Your objective:
Extract each record and reproduce it exactly.

>> start Entries shown

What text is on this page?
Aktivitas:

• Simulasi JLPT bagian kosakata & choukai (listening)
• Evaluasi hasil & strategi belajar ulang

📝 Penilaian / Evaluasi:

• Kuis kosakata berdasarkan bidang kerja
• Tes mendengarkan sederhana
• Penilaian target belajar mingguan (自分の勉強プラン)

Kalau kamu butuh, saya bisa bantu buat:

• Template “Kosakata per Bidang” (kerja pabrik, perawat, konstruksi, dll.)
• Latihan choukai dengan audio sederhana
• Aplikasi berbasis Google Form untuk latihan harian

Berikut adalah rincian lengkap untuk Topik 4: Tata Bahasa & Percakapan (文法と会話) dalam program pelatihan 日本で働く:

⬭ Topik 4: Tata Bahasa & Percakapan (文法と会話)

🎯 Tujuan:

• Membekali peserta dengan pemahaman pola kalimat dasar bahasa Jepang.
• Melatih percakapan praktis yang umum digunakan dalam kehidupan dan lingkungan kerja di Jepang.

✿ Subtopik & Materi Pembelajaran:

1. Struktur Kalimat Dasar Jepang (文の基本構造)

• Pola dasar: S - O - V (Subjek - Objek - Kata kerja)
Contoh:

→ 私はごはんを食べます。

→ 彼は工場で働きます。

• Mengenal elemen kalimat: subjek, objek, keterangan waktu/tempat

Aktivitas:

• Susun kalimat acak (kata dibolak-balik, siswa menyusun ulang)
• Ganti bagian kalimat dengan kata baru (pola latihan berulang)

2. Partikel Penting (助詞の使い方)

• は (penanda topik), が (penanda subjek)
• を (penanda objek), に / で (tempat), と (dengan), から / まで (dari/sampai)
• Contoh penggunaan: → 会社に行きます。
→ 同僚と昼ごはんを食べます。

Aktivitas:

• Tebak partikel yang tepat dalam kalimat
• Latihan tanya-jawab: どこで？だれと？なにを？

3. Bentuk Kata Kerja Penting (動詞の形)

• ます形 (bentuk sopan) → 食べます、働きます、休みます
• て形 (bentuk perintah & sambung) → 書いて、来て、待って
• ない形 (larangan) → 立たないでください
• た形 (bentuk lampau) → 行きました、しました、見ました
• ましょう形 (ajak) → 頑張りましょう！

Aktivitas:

>> end Entries shown

Solution:
What text is on this page?
Aktivitas:

• Simulasi JLPT bagian kosakata & choukai (listening)
• Evaluasi hasil & strategi belajar ulang

📝 Penilaian / Evaluasi:

• Kuis kosakata berdasarkan bidang kerja
• Tes mendengarkan sederhana
• Penilaian target belajar mingguan (自分の勉強プラン)

Kalau kamu butuh, saya bisa bantu buat:

• Template “Kosakata per Bidang” (kerja pabrik, perawat, konstruksi, dll.)
• Latihan choukai dengan audio sederhana
• Aplikasi berbasis Google Form untuk latihan harian

Berikut adalah rincian lengkap untuk Topik 4: Tata Bahasa & Percakapan (文法と会話) dalam program pelatihan 日本で働く:

⬭ Topik 4: Tata Bahasa & Percakapan (文法と会話)

🎯 Tujuan:

• Membekali peserta dengan pemahaman pola kalimat dasar bahasa Jepang.
• Melatih percakapan praktis yang umum digunakan dalam kehidupan dan lingkungan kerja di Jepang.

✿ Subtopik & Materi Pembelajaran:

1. Struktur Kalimat Dasar Jepang (文の基本構造)

• Pola dasar: S - O - V (Subjek - Objek - Kata kerja)
Contoh:

→ 私はごはんを食べます。

→ 彼は工場で働きます。

• Mengenal elemen kalimat: subjek, objek, keterangan waktu/tempat

Aktivitas:

• Susun kalimat acak (kata dibolak-balik, siswa menyusun ulang)
• Ganti bagian kalimat dengan kata baru (pola latihan berulang)

2. Partikel Penting (助詞の使い方)

• は (penanda topik), が (penanda subjek)
• を (penanda objek), に / で (tempat), と (dengan), から / まで (dari/sampai)
• Contoh penggunaan: → 会社に行きます。
→ 同僚と昼ごはんを食べます。

Aktivitas:

• Tebak partikel yang tepat dalam kalimat
• Latihan tanya-jawab: どこで？だれと？なにを？

3. Bentuk Kata Kerja Penting (動詞の形)

• ます形 (bentuk sopan) → 食べます、働きます、休みます
• て形 (bentuk perintah & sambung) → 書いて、来て、待って
• ない形 (larangan) → 立たないでください
• た形 (bentuk lampau) → 行きました、しました、見ました
• ましょう形 (ajak) → 頑張りましょう！

Aktivitas:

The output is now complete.